* Given records *
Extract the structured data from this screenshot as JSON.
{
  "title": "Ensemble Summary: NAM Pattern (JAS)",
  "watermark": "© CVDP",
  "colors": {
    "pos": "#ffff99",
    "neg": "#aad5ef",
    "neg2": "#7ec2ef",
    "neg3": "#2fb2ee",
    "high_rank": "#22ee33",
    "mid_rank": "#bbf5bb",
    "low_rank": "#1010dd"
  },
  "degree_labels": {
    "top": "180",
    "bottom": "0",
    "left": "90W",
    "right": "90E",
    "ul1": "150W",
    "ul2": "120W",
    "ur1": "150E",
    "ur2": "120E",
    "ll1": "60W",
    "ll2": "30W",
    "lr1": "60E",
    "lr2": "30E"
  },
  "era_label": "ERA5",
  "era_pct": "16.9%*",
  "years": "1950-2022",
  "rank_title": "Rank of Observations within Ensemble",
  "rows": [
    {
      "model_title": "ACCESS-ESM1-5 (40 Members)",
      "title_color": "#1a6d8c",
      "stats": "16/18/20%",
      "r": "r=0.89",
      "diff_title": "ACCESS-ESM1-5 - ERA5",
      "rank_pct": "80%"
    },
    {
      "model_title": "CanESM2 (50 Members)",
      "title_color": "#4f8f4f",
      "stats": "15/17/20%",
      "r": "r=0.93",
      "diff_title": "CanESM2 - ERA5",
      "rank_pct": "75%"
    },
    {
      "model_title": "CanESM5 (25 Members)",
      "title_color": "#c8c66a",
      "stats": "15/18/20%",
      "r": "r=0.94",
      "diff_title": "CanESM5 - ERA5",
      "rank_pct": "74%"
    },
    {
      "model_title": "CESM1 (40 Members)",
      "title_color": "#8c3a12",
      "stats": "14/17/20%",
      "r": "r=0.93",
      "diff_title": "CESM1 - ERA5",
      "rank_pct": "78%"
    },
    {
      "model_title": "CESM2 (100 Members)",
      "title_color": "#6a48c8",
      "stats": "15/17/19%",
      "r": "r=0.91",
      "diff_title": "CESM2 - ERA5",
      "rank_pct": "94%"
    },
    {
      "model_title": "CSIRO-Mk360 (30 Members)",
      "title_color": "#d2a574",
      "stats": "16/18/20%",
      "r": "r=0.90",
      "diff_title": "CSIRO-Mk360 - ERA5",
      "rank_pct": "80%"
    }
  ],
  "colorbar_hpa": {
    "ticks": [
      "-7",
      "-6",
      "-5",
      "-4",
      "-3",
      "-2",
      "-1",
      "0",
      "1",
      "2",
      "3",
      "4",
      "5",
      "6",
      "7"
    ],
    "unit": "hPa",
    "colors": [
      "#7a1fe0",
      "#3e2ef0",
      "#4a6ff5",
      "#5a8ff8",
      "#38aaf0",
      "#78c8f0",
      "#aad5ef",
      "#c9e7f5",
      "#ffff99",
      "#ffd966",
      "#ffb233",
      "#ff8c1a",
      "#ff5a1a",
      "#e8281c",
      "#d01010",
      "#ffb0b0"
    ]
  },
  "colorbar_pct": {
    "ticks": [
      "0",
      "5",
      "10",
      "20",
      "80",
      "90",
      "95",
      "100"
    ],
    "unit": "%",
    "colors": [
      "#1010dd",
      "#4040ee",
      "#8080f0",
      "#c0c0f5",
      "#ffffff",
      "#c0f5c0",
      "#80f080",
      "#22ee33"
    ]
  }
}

* Instruction *
Find all lines with "stats" in them and copy each one.

* Task output *
      "stats": "16/18/20%",
      "stats": "15/17/20%",
      "stats": "15/18/20%",
      "stats": "14/17/20%",
      "stats": "15/17/19%",
      "stats": "16/18/20%",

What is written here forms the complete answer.